### Given exercise
Count how many lines contain "style" and reply with that number only.

### Given entries
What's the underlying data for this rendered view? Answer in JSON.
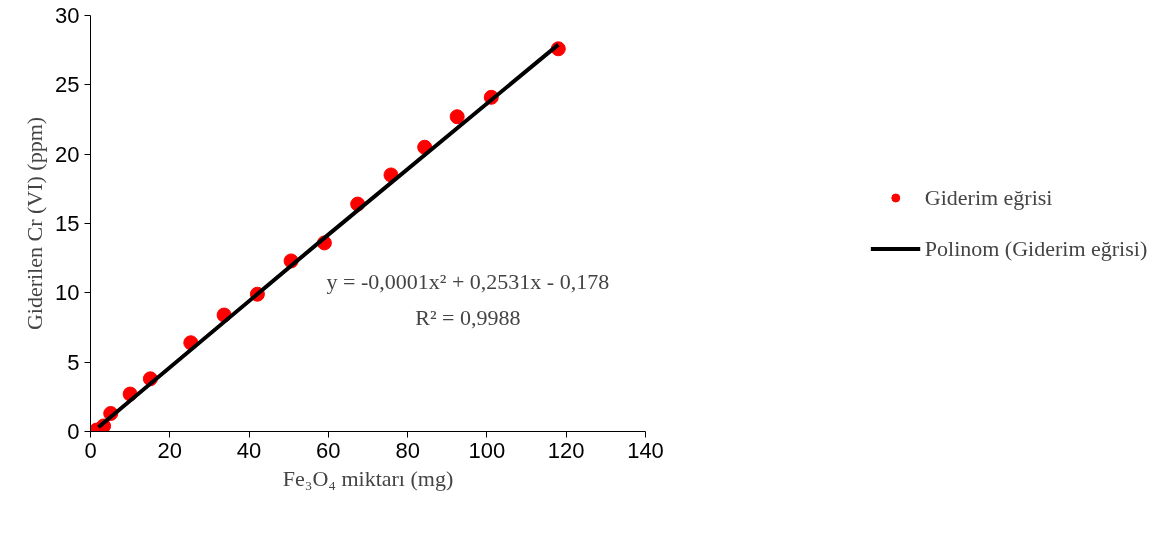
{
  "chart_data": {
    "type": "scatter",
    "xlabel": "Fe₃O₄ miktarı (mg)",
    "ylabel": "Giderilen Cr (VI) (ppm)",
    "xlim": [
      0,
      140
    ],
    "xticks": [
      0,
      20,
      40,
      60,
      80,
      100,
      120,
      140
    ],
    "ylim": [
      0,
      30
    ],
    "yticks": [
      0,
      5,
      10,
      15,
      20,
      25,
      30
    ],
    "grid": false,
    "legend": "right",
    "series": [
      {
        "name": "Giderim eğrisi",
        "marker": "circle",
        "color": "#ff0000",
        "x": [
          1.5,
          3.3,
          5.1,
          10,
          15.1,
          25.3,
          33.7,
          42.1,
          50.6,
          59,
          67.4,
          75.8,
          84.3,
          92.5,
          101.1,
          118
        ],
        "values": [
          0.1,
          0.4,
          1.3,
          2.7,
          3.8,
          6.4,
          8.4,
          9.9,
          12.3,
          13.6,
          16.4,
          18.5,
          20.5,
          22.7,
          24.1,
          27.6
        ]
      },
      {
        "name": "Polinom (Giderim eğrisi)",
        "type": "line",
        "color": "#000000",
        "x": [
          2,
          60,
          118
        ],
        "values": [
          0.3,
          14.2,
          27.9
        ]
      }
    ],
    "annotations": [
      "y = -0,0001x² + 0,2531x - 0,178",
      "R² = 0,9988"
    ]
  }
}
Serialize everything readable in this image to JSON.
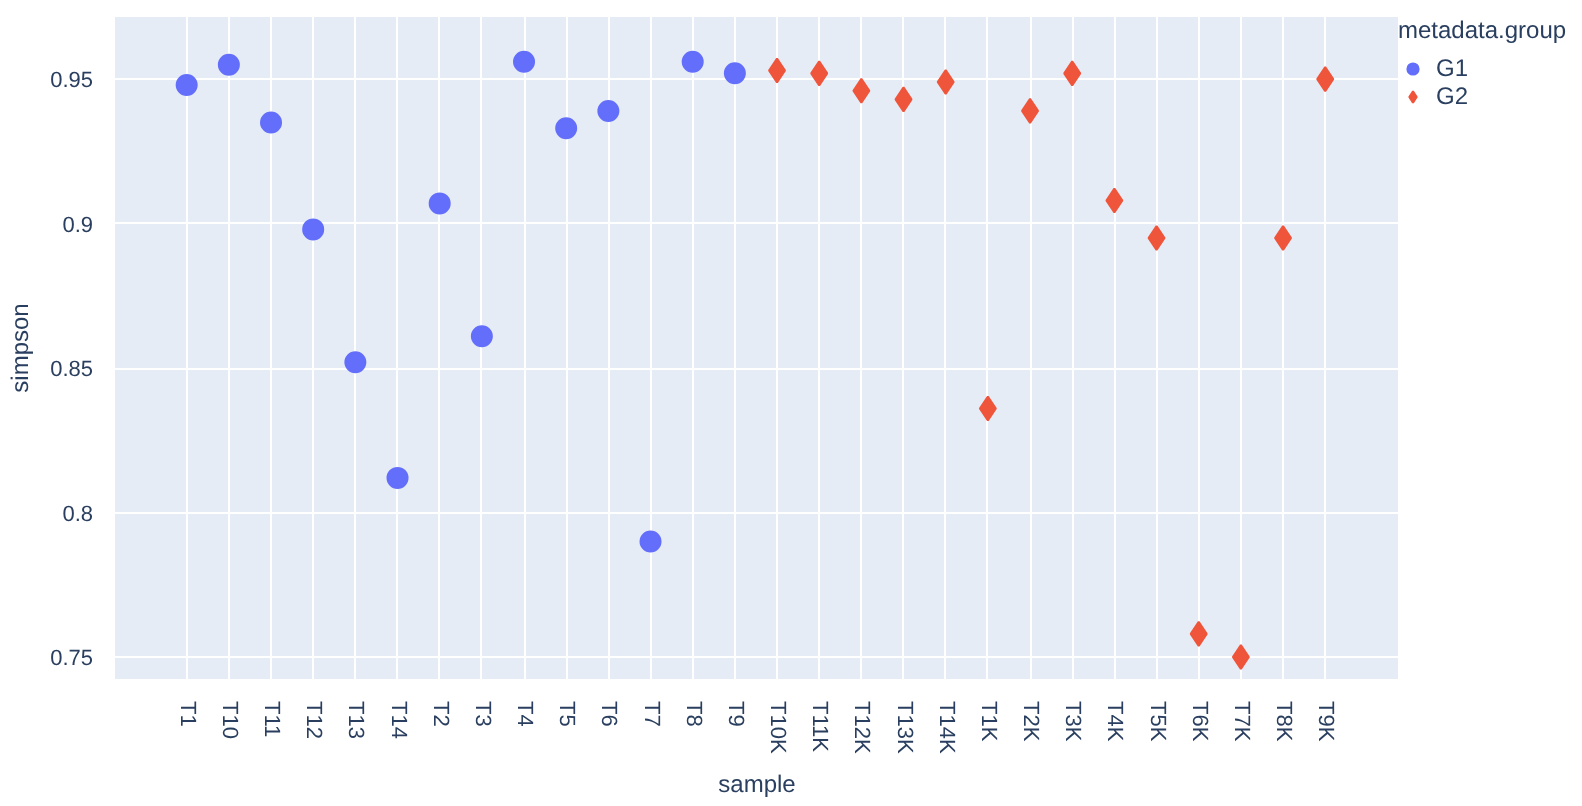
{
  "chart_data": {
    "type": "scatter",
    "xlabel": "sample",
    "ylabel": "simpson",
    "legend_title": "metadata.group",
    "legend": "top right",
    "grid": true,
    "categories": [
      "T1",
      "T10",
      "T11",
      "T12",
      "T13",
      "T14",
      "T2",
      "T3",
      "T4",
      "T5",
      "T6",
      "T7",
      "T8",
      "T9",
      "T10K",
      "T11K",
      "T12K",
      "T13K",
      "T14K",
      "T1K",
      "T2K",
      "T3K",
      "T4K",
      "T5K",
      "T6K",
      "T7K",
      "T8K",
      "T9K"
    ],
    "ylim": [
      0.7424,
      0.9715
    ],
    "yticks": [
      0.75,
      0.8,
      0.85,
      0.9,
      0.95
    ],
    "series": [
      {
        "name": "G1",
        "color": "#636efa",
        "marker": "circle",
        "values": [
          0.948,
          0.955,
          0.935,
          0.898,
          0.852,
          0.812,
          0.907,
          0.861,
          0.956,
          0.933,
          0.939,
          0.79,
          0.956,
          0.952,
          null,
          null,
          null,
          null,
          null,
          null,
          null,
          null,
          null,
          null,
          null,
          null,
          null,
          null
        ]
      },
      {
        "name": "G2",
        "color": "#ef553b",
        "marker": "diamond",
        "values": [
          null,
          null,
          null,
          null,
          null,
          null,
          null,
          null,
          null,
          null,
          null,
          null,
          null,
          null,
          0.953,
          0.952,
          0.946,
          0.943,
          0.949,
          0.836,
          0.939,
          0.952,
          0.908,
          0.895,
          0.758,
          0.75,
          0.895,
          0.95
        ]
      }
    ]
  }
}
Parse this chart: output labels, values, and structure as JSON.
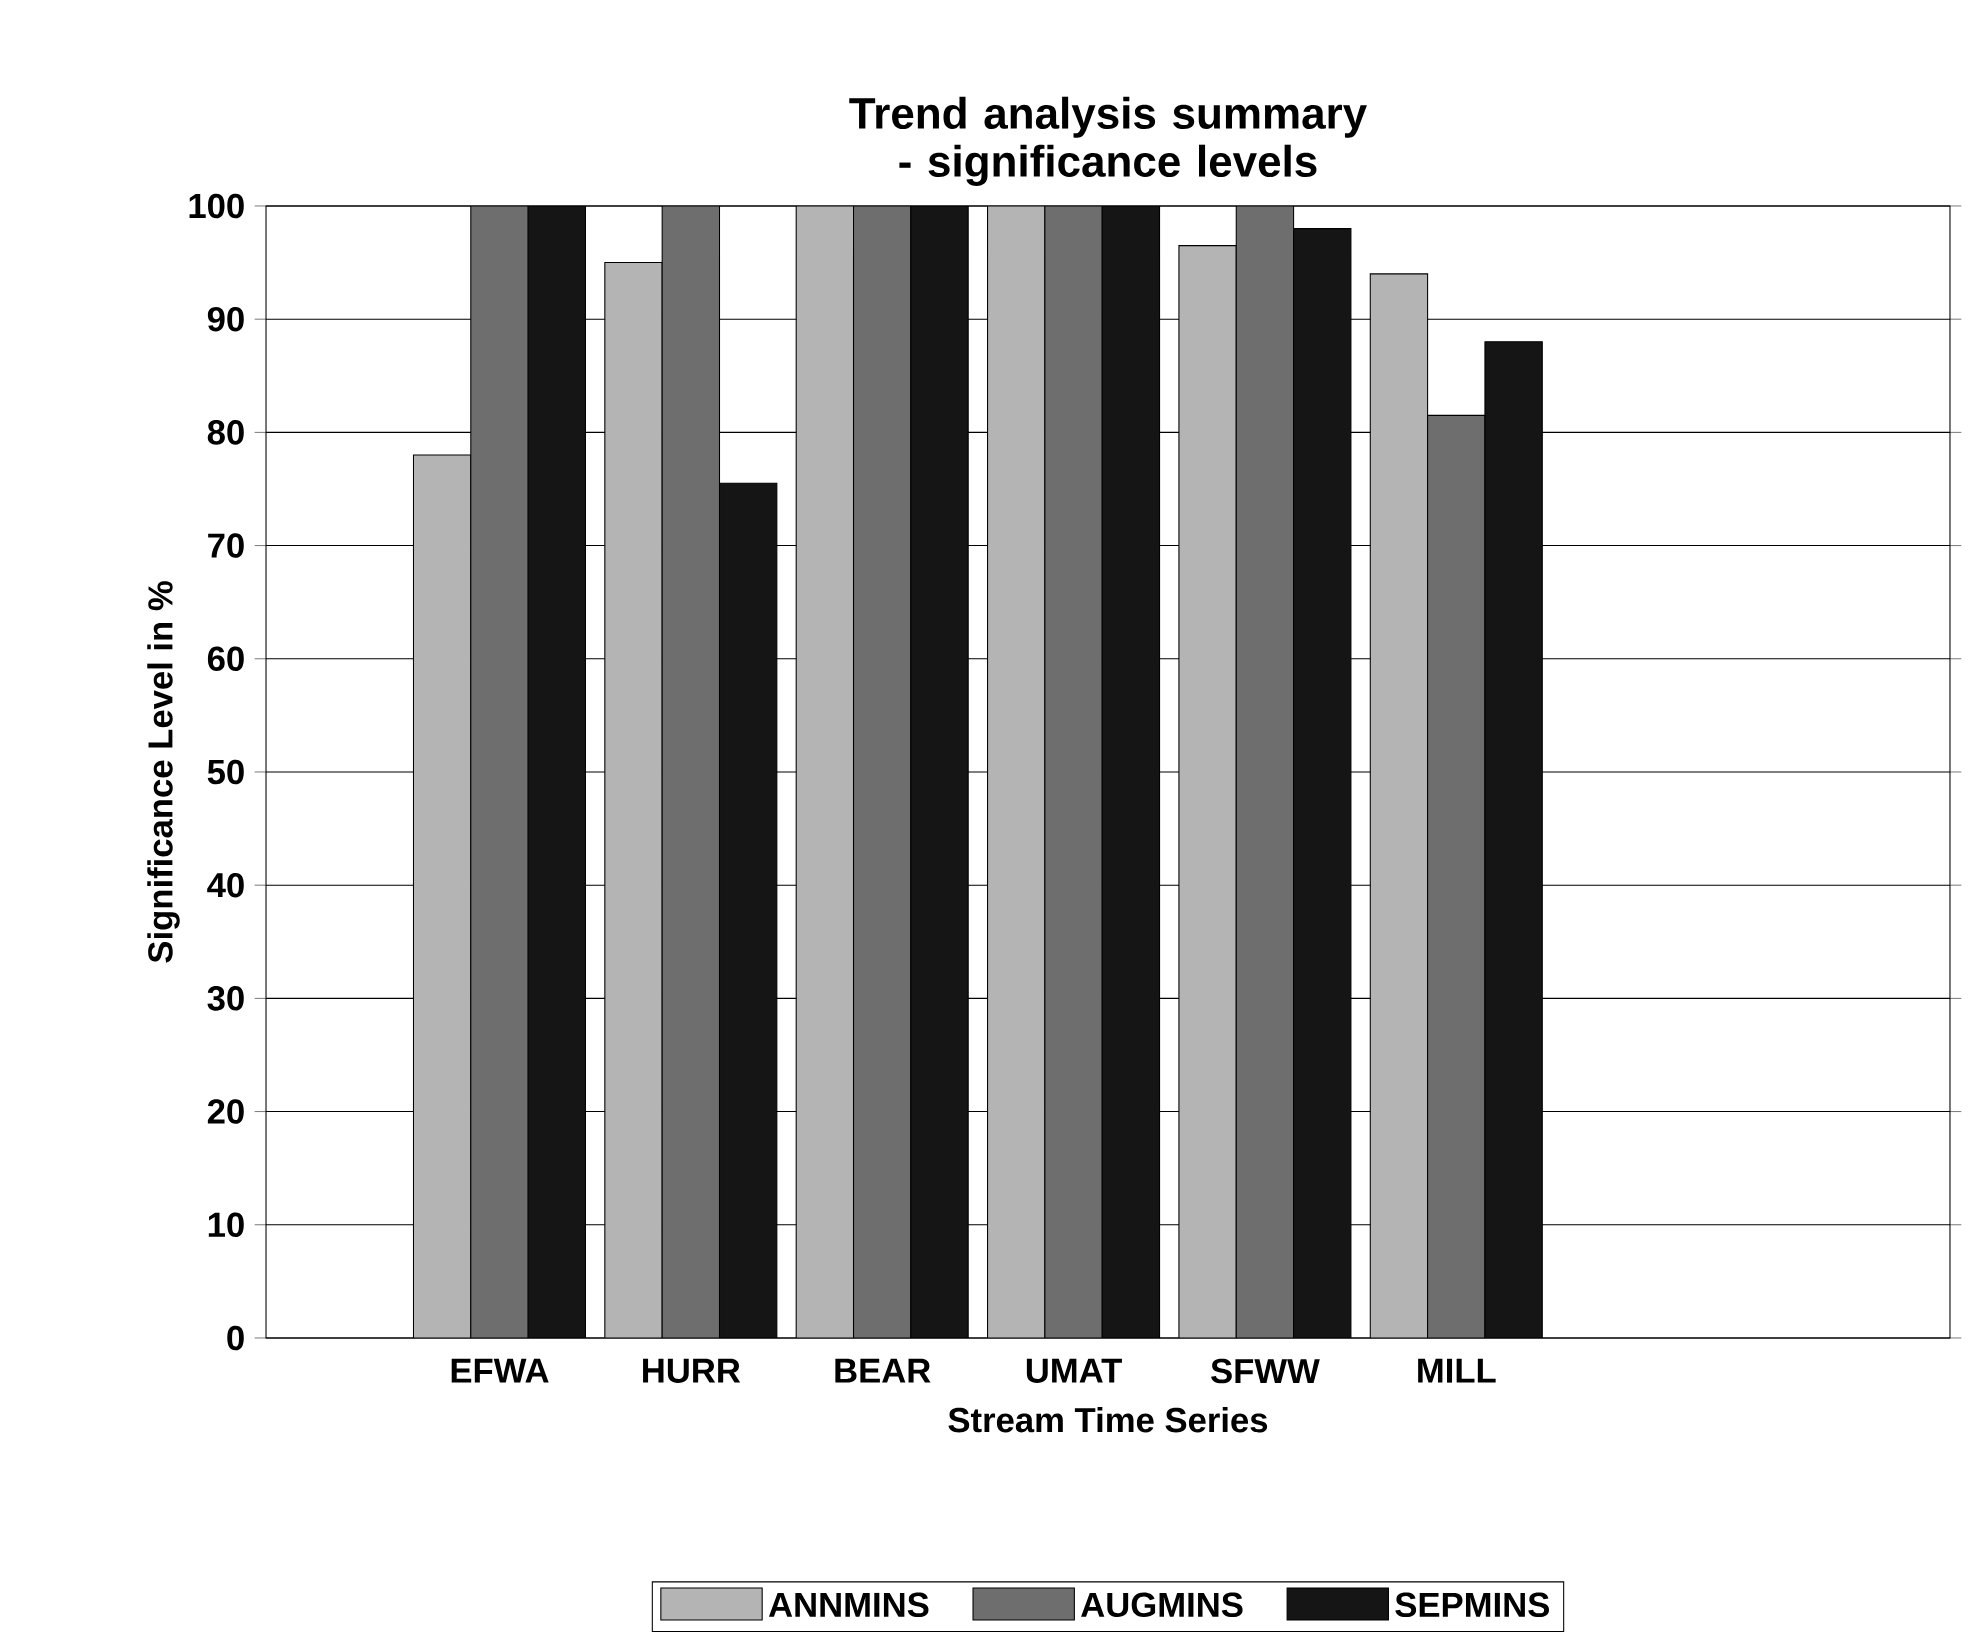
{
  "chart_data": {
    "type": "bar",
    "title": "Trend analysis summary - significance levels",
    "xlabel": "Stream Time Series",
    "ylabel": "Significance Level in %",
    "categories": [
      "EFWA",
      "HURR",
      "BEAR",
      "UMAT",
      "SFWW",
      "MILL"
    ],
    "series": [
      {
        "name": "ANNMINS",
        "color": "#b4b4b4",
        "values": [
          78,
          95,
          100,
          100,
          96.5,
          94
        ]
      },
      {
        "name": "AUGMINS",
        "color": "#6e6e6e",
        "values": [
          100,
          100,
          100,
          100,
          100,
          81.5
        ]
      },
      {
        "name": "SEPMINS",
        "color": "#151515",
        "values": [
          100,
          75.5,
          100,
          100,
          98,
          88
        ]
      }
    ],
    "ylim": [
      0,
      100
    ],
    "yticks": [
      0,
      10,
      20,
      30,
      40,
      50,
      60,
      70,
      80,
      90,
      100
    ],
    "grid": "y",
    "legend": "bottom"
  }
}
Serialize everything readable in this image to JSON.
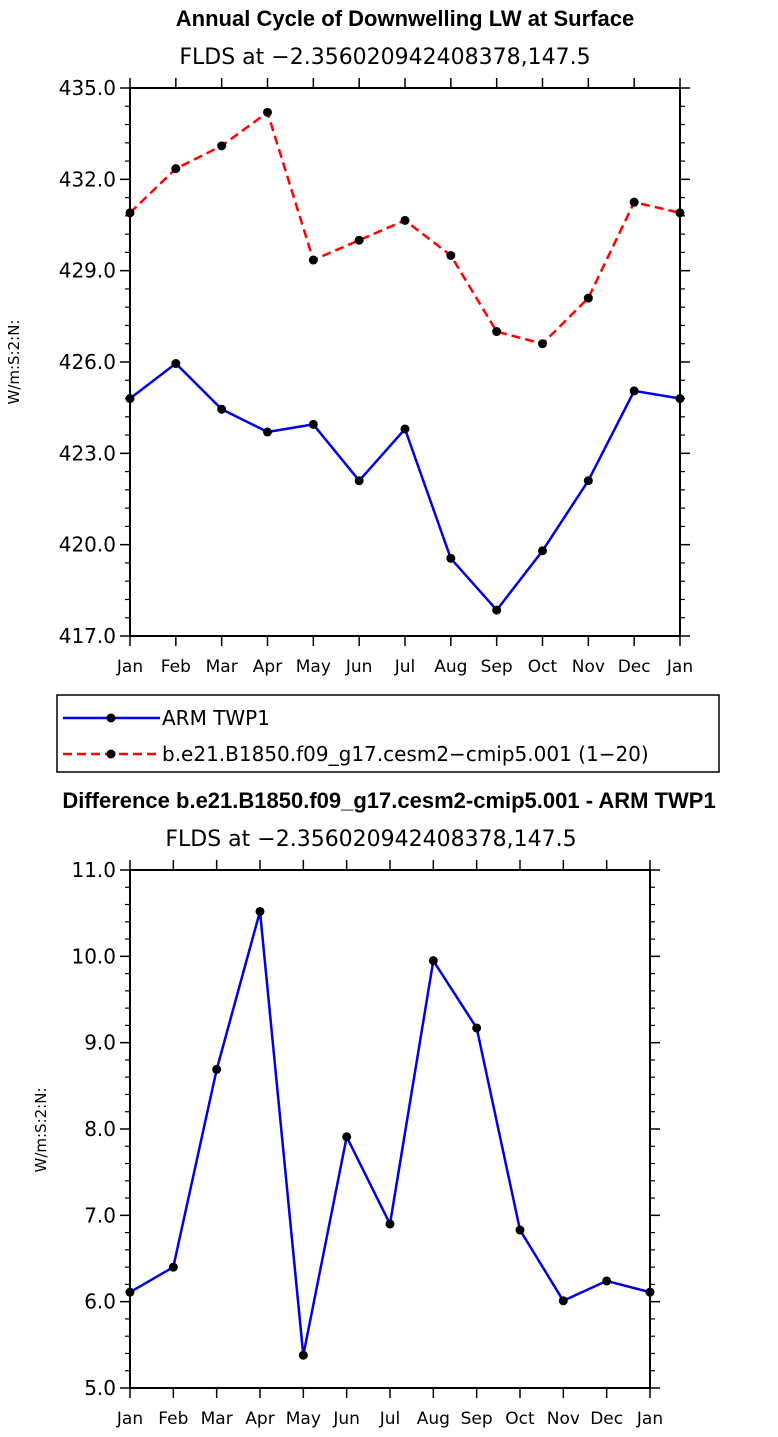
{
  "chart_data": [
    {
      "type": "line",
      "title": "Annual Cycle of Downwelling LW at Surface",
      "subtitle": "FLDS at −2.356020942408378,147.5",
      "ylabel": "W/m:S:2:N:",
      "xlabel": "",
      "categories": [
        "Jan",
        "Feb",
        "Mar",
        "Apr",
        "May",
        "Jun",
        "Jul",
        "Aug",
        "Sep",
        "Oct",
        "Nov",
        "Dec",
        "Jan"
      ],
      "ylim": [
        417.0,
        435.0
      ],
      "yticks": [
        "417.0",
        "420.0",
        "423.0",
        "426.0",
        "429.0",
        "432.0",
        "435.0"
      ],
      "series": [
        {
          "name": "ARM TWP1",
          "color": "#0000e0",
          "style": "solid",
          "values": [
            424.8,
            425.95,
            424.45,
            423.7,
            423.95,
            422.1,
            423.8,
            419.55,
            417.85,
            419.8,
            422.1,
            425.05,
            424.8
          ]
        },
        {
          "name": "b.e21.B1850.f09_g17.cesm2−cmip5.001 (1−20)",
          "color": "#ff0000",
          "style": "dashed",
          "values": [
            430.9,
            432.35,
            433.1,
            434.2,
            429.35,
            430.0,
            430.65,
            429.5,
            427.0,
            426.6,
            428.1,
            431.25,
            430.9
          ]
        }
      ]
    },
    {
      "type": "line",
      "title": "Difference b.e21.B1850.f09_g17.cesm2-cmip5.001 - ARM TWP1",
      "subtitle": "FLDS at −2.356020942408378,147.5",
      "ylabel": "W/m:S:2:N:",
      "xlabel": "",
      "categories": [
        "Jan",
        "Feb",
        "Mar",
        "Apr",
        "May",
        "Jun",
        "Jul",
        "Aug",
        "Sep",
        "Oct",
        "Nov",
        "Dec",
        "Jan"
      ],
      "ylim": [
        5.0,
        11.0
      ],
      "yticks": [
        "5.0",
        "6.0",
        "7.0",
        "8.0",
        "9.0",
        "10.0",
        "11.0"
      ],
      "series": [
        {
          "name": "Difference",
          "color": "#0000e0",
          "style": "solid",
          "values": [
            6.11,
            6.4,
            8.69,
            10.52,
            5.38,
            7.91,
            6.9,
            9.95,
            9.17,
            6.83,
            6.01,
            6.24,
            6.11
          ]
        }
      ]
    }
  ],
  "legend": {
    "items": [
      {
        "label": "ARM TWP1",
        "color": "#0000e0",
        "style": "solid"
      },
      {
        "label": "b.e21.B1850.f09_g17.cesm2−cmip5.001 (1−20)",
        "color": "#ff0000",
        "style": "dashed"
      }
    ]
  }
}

### In response
5